*WHAT YOU NEED TO DO:*
Filter out everything except lines holding "name".

*MATERIAL PROVIDED:*
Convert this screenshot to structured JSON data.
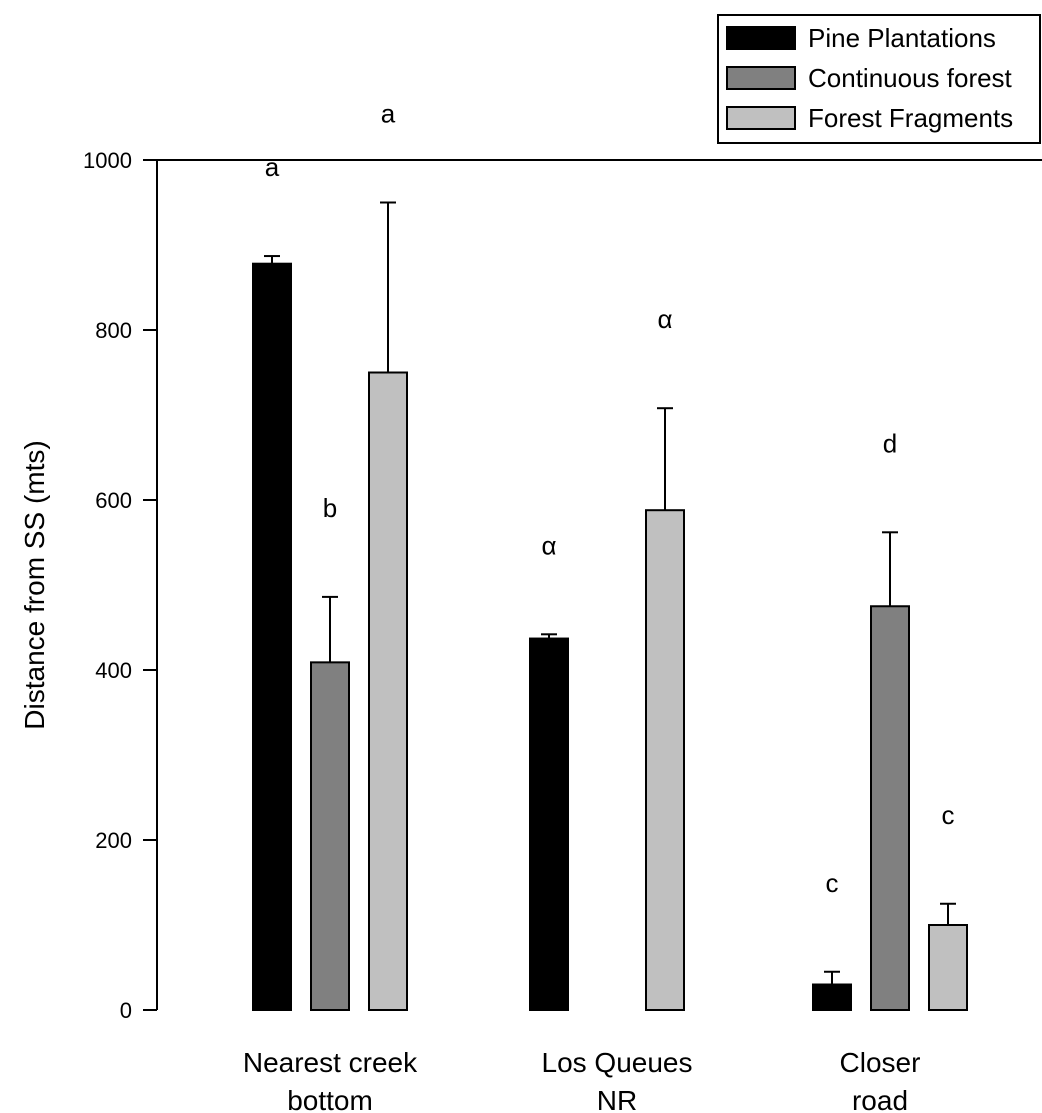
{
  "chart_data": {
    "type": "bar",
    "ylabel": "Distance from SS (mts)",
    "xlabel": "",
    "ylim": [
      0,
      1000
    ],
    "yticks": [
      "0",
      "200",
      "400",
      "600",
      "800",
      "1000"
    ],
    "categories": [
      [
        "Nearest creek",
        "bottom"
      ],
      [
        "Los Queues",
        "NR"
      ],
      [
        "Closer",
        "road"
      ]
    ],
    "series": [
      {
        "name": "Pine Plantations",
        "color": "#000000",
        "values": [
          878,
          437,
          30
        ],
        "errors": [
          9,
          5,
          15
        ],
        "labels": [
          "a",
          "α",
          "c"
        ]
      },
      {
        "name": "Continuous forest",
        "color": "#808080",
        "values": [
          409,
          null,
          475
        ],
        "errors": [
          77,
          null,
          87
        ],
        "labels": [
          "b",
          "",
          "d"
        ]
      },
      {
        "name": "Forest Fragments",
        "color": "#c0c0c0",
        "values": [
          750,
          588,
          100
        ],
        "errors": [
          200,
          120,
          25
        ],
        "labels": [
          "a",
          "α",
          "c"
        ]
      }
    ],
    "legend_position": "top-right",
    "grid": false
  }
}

*SOLUTION:*
        "name": "Pine Plantations",
        "name": "Continuous forest",
        "name": "Forest Fragments",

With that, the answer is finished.